**Assignment**
Your response should give back each record exactly, word for word.

Collected data entries:
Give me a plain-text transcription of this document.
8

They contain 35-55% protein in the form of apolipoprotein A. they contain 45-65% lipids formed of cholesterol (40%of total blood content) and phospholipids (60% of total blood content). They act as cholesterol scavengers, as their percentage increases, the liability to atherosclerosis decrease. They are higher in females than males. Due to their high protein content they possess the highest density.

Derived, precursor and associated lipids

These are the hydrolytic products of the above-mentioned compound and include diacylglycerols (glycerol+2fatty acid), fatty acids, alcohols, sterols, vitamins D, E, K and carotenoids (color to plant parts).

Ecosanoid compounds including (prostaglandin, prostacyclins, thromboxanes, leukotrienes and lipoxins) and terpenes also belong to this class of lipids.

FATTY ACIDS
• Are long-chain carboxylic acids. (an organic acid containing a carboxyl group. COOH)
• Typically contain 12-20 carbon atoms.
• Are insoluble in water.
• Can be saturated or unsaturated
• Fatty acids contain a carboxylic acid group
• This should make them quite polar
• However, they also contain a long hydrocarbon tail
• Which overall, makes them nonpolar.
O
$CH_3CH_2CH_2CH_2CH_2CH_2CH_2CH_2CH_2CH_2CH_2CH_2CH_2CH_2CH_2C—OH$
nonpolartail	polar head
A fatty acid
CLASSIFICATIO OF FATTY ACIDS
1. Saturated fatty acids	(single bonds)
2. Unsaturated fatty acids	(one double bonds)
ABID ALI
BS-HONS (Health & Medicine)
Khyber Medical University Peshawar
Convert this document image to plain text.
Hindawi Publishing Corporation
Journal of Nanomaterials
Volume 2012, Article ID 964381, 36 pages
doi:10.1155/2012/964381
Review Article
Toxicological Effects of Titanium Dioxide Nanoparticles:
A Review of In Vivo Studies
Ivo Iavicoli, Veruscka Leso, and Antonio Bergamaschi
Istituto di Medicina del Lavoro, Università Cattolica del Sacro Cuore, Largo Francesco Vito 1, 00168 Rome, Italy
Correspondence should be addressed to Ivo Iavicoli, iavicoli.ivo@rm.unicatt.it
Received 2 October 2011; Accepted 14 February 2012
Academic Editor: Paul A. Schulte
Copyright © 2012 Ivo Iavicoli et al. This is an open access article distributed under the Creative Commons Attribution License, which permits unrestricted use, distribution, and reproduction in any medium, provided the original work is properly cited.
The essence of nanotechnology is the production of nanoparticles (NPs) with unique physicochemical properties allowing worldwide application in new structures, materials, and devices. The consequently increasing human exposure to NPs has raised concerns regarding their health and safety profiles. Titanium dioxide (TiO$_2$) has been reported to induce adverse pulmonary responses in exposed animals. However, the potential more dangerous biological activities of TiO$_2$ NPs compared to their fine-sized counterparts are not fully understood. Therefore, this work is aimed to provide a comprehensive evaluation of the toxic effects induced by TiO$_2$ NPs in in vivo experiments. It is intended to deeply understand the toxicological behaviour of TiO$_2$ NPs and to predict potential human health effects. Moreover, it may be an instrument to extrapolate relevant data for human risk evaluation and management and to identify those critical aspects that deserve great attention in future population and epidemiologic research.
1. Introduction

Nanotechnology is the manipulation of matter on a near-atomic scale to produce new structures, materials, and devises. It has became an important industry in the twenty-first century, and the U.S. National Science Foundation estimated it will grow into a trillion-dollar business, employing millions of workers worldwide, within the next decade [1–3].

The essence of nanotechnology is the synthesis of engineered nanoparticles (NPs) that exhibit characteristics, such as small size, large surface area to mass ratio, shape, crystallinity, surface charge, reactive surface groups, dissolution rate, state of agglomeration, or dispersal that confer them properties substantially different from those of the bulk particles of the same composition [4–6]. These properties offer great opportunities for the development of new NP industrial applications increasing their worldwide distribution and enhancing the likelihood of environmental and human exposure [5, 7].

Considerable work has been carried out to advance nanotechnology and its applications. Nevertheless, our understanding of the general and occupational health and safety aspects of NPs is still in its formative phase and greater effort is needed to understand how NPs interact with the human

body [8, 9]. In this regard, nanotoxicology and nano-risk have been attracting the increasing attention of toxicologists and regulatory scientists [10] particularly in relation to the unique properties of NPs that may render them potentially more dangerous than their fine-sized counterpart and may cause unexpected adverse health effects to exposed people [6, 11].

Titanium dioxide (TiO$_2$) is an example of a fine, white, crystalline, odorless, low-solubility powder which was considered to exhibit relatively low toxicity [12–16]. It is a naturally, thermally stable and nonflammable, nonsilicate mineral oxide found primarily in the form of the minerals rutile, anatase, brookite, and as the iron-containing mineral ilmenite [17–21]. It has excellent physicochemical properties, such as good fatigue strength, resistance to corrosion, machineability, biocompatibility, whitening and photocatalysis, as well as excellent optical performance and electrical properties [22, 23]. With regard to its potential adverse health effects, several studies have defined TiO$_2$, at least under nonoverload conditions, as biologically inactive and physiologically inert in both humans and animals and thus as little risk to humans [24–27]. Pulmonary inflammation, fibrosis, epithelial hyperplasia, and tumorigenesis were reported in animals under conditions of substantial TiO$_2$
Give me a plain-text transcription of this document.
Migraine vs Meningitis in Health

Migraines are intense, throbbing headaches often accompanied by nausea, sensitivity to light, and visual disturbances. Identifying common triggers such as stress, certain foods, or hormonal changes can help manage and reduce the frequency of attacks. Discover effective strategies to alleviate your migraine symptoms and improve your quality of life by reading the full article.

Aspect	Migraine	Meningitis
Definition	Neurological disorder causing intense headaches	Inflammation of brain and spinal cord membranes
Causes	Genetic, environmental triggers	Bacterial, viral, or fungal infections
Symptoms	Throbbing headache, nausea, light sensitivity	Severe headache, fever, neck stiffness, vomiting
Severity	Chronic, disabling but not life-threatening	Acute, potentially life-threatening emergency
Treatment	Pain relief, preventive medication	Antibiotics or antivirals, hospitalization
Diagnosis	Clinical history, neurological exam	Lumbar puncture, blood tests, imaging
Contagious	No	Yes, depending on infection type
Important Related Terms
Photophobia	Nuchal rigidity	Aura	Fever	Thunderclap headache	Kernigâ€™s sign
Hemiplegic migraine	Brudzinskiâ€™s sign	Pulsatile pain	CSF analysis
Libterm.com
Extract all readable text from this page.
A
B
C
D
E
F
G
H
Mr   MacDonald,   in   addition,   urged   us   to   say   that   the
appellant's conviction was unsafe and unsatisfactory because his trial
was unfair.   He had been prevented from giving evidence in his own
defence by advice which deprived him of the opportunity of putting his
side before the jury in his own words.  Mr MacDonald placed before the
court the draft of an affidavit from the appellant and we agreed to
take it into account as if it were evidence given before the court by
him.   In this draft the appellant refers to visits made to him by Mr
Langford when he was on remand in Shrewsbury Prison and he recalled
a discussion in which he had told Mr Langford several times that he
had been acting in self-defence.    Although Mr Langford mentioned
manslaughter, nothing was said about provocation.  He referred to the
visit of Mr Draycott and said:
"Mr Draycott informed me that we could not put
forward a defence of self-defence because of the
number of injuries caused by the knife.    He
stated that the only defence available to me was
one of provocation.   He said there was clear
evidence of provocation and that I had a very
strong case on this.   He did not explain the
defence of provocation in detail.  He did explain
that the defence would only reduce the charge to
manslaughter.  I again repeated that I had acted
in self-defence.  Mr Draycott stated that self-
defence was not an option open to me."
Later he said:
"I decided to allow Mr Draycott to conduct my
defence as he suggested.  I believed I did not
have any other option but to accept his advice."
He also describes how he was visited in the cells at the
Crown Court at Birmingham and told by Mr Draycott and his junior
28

**Your solution**
Give me a plain-text transcription of this document.
8

They contain 35-55% protein in the form of apolipoprotein A. they contain 45-65% lipids formed of cholesterol (40%of total blood content) and phospholipids (60% of total blood content). They act as cholesterol scavengers, as their percentage increases, the liability to atherosclerosis decrease. They are higher in females than males. Due to their high protein content they possess the highest density.

Derived, precursor and associated lipids

These are the hydrolytic products of the above-mentioned compound and include diacylglycerols (glycerol+2fatty acid), fatty acids, alcohols, sterols, vitamins D, E, K and carotenoids (color to plant parts).

Ecosanoid compounds including (prostaglandin, prostacyclins, thromboxanes, leukotrienes and lipoxins) and terpenes also belong to this class of lipids.

FATTY ACIDS
• Are long-chain carboxylic acids. (an organic acid containing a carboxyl group. COOH)
• Typically contain 12-20 carbon atoms.
• Are insoluble in water.
• Can be saturated or unsaturated
• Fatty acids contain a carboxylic acid group
• This should make them quite polar
• However, they also contain a long hydrocarbon tail
• Which overall, makes them nonpolar.
O
$CH_3CH_2CH_2CH_2CH_2CH_2CH_2CH_2CH_2CH_2CH_2CH_2CH_2CH_2CH_2C—OH$
nonpolartail	polar head
A fatty acid
CLASSIFICATIO OF FATTY ACIDS
1. Saturated fatty acids	(single bonds)
2. Unsaturated fatty acids	(one double bonds)
ABID ALI
BS-HONS (Health & Medicine)
Khyber Medical University Peshawar
Convert this document image to plain text.
Hindawi Publishing Corporation
Journal of Nanomaterials
Volume 2012, Article ID 964381, 36 pages
doi:10.1155/2012/964381
Review Article
Toxicological Effects of Titanium Dioxide Nanoparticles:
A Review of In Vivo Studies
Ivo Iavicoli, Veruscka Leso, and Antonio Bergamaschi
Istituto di Medicina del Lavoro, Università Cattolica del Sacro Cuore, Largo Francesco Vito 1, 00168 Rome, Italy
Correspondence should be addressed to Ivo Iavicoli, iavicoli.ivo@rm.unicatt.it
Received 2 October 2011; Accepted 14 February 2012
Academic Editor: Paul A. Schulte
Copyright © 2012 Ivo Iavicoli et al. This is an open access article distributed under the Creative Commons Attribution License, which permits unrestricted use, distribution, and reproduction in any medium, provided the original work is properly cited.
The essence of nanotechnology is the production of nanoparticles (NPs) with unique physicochemical properties allowing worldwide application in new structures, materials, and devices. The consequently increasing human exposure to NPs has raised concerns regarding their health and safety profiles. Titanium dioxide (TiO$_2$) has been reported to induce adverse pulmonary responses in exposed animals. However, the potential more dangerous biological activities of TiO$_2$ NPs compared to their fine-sized counterparts are not fully understood. Therefore, this work is aimed to provide a comprehensive evaluation of the toxic effects induced by TiO$_2$ NPs in in vivo experiments. It is intended to deeply understand the toxicological behaviour of TiO$_2$ NPs and to predict potential human health effects. Moreover, it may be an instrument to extrapolate relevant data for human risk evaluation and management and to identify those critical aspects that deserve great attention in future population and epidemiologic research.
1. Introduction

Nanotechnology is the manipulation of matter on a near-atomic scale to produce new structures, materials, and devises. It has became an important industry in the twenty-first century, and the U.S. National Science Foundation estimated it will grow into a trillion-dollar business, employing millions of workers worldwide, within the next decade [1–3].

The essence of nanotechnology is the synthesis of engineered nanoparticles (NPs) that exhibit characteristics, such as small size, large surface area to mass ratio, shape, crystallinity, surface charge, reactive surface groups, dissolution rate, state of agglomeration, or dispersal that confer them properties substantially different from those of the bulk particles of the same composition [4–6]. These properties offer great opportunities for the development of new NP industrial applications increasing their worldwide distribution and enhancing the likelihood of environmental and human exposure [5, 7].

Considerable work has been carried out to advance nanotechnology and its applications. Nevertheless, our understanding of the general and occupational health and safety aspects of NPs is still in its formative phase and greater effort is needed to understand how NPs interact with the human

body [8, 9]. In this regard, nanotoxicology and nano-risk have been attracting the increasing attention of toxicologists and regulatory scientists [10] particularly in relation to the unique properties of NPs that may render them potentially more dangerous than their fine-sized counterpart and may cause unexpected adverse health effects to exposed people [6, 11].

Titanium dioxide (TiO$_2$) is an example of a fine, white, crystalline, odorless, low-solubility powder which was considered to exhibit relatively low toxicity [12–16]. It is a naturally, thermally stable and nonflammable, nonsilicate mineral oxide found primarily in the form of the minerals rutile, anatase, brookite, and as the iron-containing mineral ilmenite [17–21]. It has excellent physicochemical properties, such as good fatigue strength, resistance to corrosion, machineability, biocompatibility, whitening and photocatalysis, as well as excellent optical performance and electrical properties [22, 23]. With regard to its potential adverse health effects, several studies have defined TiO$_2$, at least under nonoverload conditions, as biologically inactive and physiologically inert in both humans and animals and thus as little risk to humans [24–27]. Pulmonary inflammation, fibrosis, epithelial hyperplasia, and tumorigenesis were reported in animals under conditions of substantial TiO$_2$
Give me a plain-text transcription of this document.
Migraine vs Meningitis in Health

Migraines are intense, throbbing headaches often accompanied by nausea, sensitivity to light, and visual disturbances. Identifying common triggers such as stress, certain foods, or hormonal changes can help manage and reduce the frequency of attacks. Discover effective strategies to alleviate your migraine symptoms and improve your quality of life by reading the full article.

Aspect	Migraine	Meningitis
Definition	Neurological disorder causing intense headaches	Inflammation of brain and spinal cord membranes
Causes	Genetic, environmental triggers	Bacterial, viral, or fungal infections
Symptoms	Throbbing headache, nausea, light sensitivity	Severe headache, fever, neck stiffness, vomiting
Severity	Chronic, disabling but not life-threatening	Acute, potentially life-threatening emergency
Treatment	Pain relief, preventive medication	Antibiotics or antivirals, hospitalization
Diagnosis	Clinical history, neurological exam	Lumbar puncture, blood tests, imaging
Contagious	No	Yes, depending on infection type
Important Related Terms
Photophobia	Nuchal rigidity	Aura	Fever	Thunderclap headache	Kernigâ€™s sign
Hemiplegic migraine	Brudzinskiâ€™s sign	Pulsatile pain	CSF analysis
Libterm.com
Extract all readable text from this page.
A
B
C
D
E
F
G
H
Mr   MacDonald,   in   addition,   urged   us   to   say   that   the
appellant's conviction was unsafe and unsatisfactory because his trial
was unfair.   He had been prevented from giving evidence in his own
defence by advice which deprived him of the opportunity of putting his
side before the jury in his own words.  Mr MacDonald placed before the
court the draft of an affidavit from the appellant and we agreed to
take it into account as if it were evidence given before the court by
him.   In this draft the appellant refers to visits made to him by Mr
Langford when he was on remand in Shrewsbury Prison and he recalled
a discussion in which he had told Mr Langford several times that he
had been acting in self-defence.    Although Mr Langford mentioned
manslaughter, nothing was said about provocation.  He referred to the
visit of Mr Draycott and said:
"Mr Draycott informed me that we could not put
forward a defence of self-defence because of the
number of injuries caused by the knife.    He
stated that the only defence available to me was
one of provocation.   He said there was clear
evidence of provocation and that I had a very
strong case on this.   He did not explain the
defence of provocation in detail.  He did explain
that the defence would only reduce the charge to
manslaughter.  I again repeated that I had acted
in self-defence.  Mr Draycott stated that self-
defence was not an option open to me."
Later he said:
"I decided to allow Mr Draycott to conduct my
defence as he suggested.  I believed I did not
have any other option but to accept his advice."
He also describes how he was visited in the cells at the
Crown Court at Birmingham and told by Mr Draycott and his junior
28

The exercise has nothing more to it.